RECORDED DATA |
----------
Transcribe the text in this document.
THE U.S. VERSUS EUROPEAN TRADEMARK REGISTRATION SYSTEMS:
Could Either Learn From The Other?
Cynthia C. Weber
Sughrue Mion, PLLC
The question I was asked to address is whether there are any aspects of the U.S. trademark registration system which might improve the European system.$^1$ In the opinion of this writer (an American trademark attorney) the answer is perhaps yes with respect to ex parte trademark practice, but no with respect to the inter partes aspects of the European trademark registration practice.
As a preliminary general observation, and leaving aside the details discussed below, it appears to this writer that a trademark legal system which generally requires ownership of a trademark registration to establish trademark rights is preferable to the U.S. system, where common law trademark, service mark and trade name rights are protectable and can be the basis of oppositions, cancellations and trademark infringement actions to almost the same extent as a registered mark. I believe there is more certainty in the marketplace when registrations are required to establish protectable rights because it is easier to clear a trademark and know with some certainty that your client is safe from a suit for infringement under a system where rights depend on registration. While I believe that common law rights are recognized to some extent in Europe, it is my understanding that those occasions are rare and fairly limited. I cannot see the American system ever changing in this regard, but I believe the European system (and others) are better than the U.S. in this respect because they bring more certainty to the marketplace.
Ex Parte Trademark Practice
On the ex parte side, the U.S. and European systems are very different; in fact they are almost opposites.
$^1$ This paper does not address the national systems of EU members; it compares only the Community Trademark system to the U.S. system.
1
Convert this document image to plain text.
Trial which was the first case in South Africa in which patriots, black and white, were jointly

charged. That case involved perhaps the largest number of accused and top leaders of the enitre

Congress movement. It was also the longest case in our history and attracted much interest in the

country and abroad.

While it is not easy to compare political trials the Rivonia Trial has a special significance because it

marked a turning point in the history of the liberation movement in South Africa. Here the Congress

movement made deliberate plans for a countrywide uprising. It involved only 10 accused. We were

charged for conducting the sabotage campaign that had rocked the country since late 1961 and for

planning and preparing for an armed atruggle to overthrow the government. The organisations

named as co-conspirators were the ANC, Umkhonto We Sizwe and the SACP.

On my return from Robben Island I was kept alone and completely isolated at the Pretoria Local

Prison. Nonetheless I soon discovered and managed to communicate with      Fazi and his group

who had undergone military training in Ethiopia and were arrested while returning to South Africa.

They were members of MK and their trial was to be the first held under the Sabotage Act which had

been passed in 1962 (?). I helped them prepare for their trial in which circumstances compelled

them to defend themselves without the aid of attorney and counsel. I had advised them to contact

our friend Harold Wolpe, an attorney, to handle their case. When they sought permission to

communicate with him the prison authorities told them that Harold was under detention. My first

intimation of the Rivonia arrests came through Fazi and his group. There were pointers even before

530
----------
WHAT THE TASK ASKS |
Only lines with the word "Africa" should be collected from the material.

ANSWER TO THE TASK |
Trial which was the first case in South Africa in which patriots, black and white, were jointly
marked a turning point in the history of the liberation movement in South Africa. Here the Congress
who had undergone military training in Ethiopia and were arrested while returning to South Africa.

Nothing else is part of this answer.